● EXCERPTED RECORDS:
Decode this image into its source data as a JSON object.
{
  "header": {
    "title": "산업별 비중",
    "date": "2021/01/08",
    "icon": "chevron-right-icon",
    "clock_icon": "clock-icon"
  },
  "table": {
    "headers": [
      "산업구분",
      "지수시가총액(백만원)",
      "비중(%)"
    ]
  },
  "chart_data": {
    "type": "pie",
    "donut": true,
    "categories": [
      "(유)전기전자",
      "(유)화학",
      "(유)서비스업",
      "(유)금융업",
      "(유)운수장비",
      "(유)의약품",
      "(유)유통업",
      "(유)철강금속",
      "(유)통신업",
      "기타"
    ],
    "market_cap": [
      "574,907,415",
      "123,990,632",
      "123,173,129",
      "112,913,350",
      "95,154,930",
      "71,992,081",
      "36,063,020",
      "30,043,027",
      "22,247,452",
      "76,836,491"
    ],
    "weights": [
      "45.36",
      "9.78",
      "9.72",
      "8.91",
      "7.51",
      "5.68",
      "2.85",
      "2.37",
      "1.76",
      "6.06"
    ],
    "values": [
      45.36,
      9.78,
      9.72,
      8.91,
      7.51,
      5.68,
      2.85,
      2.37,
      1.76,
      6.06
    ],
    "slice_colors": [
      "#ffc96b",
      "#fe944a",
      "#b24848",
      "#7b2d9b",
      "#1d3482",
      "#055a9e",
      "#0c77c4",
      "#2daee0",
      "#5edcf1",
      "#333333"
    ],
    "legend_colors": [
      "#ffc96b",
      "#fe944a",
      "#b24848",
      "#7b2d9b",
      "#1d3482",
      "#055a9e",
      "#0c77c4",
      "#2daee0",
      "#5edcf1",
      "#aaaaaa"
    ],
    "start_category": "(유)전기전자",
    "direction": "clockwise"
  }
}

● DO THIS:
Recite the full listing above exactly.

● OUTPUT OF THE EXERCISE:
Decode this image into its source data as a JSON object.
{
  "header": {
    "title": "산업별 비중",
    "date": "2021/01/08",
    "icon": "chevron-right-icon",
    "clock_icon": "clock-icon"
  },
  "table": {
    "headers": [
      "산업구분",
      "지수시가총액(백만원)",
      "비중(%)"
    ]
  },
  "chart_data": {
    "type": "pie",
    "donut": true,
    "categories": [
      "(유)전기전자",
      "(유)화학",
      "(유)서비스업",
      "(유)금융업",
      "(유)운수장비",
      "(유)의약품",
      "(유)유통업",
      "(유)철강금속",
      "(유)통신업",
      "기타"
    ],
    "market_cap": [
      "574,907,415",
      "123,990,632",
      "123,173,129",
      "112,913,350",
      "95,154,930",
      "71,992,081",
      "36,063,020",
      "30,043,027",
      "22,247,452",
      "76,836,491"
    ],
    "weights": [
      "45.36",
      "9.78",
      "9.72",
      "8.91",
      "7.51",
      "5.68",
      "2.85",
      "2.37",
      "1.76",
      "6.06"
    ],
    "values": [
      45.36,
      9.78,
      9.72,
      8.91,
      7.51,
      5.68,
      2.85,
      2.37,
      1.76,
      6.06
    ],
    "slice_colors": [
      "#ffc96b",
      "#fe944a",
      "#b24848",
      "#7b2d9b",
      "#1d3482",
      "#055a9e",
      "#0c77c4",
      "#2daee0",
      "#5edcf1",
      "#333333"
    ],
    "legend_colors": [
      "#ffc96b",
      "#fe944a",
      "#b24848",
      "#7b2d9b",
      "#1d3482",
      "#055a9e",
      "#0c77c4",
      "#2daee0",
      "#5edcf1",
      "#aaaaaa"
    ],
    "start_category": "(유)전기전자",
    "direction": "clockwise"
  }
}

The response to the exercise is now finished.